■ **Extracted text**
==========

Toward a New Philosophy of Biology
- Author: Ernst Mayr
- Language: English
- Genre: Non-fiction
- Publisher: Harvard University Press
- Publication date: 1988
- Publication place: United States

= Toward a New Philosophy of Biology =

Book by Ernst Mayr

Toward a New Philosophy of Biology: Observations of an Evolutionist (published by Harvard University Press, Cambridge, Massachusetts, in 1988) is a book by Harvard evolutionary biologist Ernst Mayr.

It is a collection of 28 essays, five previously unpublished, grouped into ten categories—Philosophy, Natural Selection, Adaptation, Darwin, Diversity, Species, Speciation, Macroevolution, and Historical Perspective. The book, Mayr notes in the Forward, is an attempt "to strengthen the bridge between biology and philosophy, and point to the new direction in which a new philosophy of biology will move."

==========

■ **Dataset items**
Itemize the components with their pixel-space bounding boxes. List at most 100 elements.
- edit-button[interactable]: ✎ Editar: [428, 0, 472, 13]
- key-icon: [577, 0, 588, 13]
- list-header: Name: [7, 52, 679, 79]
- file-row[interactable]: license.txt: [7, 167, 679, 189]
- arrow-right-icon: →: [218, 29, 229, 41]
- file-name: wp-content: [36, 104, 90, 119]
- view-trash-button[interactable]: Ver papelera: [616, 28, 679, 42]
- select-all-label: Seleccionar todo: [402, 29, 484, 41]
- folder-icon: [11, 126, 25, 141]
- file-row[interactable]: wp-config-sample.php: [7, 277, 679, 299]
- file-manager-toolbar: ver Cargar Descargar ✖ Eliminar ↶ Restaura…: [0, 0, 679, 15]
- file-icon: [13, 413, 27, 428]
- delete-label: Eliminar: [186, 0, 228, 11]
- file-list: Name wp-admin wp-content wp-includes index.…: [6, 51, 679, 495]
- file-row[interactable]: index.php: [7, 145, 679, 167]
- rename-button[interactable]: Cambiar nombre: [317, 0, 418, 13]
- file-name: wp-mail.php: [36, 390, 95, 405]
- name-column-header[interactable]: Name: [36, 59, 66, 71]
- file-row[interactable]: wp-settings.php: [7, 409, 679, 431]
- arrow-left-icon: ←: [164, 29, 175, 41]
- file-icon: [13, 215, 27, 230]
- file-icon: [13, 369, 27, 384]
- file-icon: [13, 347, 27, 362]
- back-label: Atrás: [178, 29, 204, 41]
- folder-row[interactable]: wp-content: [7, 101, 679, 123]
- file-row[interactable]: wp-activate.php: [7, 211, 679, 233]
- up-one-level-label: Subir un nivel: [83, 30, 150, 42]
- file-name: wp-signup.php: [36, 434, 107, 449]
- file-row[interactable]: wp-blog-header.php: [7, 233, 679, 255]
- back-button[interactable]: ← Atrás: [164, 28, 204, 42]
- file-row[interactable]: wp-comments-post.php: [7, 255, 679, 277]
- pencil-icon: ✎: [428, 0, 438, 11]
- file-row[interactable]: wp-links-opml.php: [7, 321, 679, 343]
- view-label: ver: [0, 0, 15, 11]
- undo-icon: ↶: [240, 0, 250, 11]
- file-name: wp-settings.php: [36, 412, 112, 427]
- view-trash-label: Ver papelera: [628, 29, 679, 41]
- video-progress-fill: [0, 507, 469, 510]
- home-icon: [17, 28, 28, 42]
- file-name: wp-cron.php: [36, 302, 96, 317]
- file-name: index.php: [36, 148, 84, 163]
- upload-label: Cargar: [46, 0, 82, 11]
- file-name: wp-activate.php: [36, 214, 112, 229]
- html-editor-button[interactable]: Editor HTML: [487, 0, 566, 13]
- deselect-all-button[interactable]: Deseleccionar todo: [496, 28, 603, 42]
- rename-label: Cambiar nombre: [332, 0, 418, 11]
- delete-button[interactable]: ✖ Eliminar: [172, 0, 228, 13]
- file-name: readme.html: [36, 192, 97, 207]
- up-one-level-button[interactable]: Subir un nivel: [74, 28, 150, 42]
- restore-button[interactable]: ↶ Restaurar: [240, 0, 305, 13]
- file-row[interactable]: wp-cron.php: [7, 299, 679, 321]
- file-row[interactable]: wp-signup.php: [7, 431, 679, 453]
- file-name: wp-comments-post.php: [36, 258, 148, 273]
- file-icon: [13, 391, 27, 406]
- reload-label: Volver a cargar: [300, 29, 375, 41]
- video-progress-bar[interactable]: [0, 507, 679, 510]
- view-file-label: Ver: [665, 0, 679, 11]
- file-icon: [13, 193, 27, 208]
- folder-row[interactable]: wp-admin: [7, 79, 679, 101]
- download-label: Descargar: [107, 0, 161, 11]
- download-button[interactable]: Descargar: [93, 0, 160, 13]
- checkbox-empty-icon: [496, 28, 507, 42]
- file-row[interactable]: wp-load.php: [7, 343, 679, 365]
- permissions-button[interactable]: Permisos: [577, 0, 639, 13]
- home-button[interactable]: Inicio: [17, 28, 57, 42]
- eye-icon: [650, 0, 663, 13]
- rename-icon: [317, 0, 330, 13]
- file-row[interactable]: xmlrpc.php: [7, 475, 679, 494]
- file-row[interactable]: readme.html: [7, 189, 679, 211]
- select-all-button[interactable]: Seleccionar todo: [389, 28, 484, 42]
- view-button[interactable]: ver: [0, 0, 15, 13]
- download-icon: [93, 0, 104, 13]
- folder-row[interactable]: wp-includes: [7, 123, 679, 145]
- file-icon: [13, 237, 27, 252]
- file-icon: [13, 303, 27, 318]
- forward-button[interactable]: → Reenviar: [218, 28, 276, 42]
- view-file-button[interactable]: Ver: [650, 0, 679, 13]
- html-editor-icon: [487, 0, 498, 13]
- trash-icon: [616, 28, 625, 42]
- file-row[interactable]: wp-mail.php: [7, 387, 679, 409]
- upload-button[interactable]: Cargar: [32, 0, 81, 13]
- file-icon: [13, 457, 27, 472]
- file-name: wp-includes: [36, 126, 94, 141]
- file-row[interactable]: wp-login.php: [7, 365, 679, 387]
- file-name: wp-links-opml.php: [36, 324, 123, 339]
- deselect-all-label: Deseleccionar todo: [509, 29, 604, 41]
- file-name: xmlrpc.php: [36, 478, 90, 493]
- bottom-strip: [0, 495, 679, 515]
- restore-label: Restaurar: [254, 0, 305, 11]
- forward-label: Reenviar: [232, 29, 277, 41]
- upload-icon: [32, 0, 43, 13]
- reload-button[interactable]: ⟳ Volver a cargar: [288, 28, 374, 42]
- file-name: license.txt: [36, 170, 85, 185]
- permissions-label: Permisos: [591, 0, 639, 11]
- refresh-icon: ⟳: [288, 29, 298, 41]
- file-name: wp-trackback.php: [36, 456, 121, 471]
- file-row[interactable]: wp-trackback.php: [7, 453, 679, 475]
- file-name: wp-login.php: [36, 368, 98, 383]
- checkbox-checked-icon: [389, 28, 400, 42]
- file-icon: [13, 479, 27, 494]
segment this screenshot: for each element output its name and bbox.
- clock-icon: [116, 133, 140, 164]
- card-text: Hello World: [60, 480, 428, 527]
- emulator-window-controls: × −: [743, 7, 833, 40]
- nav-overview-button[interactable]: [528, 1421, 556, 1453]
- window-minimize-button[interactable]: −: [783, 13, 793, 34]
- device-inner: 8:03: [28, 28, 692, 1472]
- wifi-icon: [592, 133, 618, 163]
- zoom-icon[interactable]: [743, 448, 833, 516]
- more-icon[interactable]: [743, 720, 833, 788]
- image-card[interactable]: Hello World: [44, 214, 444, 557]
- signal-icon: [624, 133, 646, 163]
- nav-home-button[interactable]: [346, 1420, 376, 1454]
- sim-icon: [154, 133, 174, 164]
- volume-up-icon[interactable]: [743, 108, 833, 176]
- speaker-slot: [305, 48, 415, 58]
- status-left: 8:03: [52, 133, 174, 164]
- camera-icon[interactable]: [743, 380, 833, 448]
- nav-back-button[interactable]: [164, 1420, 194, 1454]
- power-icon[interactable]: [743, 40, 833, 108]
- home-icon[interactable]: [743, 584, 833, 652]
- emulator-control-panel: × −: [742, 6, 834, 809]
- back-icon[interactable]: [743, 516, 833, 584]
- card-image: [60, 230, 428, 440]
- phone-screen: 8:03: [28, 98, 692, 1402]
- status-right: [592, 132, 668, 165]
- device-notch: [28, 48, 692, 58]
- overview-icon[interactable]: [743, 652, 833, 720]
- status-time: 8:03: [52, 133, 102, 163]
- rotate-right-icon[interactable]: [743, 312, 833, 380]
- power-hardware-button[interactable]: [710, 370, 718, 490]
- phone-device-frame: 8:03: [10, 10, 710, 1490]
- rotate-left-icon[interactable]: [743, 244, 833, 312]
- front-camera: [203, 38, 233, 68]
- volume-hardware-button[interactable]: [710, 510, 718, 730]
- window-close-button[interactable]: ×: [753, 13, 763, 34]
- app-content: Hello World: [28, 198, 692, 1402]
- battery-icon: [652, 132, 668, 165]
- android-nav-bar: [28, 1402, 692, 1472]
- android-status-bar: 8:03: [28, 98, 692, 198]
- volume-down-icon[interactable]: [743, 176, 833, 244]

==========

Continue the page on Ernst Mayr's book "Toward a New Philosophy of Biology" from its last sentence.

■ **Exercise response**
==Reviews==
- Ayala, Francisco J. Science, New Series, Vol. 240, No. 4860 (June, 1988).
- Griesemer, James R. The Quarterly Review of Biology, Vol. 64, No. 1 (March, 1989).
- Maienschein, Jane. Isis, Vol. 80, No. 3 (September, 1989).
- Smith, John Maynard. New York Review of Books, Volume 39, Number 9, May 14, 1992.